PROBLEM DETAILS →
Render the following material again verbatim, leaving nothing out.

(Dataset items)
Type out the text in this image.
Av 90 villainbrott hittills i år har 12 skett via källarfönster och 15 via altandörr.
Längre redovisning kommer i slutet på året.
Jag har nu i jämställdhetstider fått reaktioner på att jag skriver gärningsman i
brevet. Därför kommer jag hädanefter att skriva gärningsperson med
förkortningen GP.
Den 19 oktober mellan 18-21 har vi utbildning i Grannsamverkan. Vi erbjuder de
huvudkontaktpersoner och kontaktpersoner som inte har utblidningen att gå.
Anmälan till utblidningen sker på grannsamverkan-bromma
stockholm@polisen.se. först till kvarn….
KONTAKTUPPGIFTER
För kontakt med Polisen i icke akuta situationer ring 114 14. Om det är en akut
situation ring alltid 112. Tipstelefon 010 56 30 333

ANSWER TO THIS PROBLEM →
Type out the text in this image.
Av 90 villainbrott hittills i år har 12 skett via källarfönster och 15 via altandörr.
Längre redovisning kommer i slutet på året.
Jag har nu i jämställdhetstider fått reaktioner på att jag skriver gärningsman i
brevet. Därför kommer jag hädanefter att skriva gärningsperson med
förkortningen GP.
Den 19 oktober mellan 18-21 har vi utbildning i Grannsamverkan. Vi erbjuder de
huvudkontaktpersoner och kontaktpersoner som inte har utblidningen att gå.
Anmälan till utblidningen sker på grannsamverkan-bromma
stockholm@polisen.se. först till kvarn….
KONTAKTUPPGIFTER
För kontakt med Polisen i icke akuta situationer ring 114 14. Om det är en akut
situation ring alltid 112. Tipstelefon 010 56 30 333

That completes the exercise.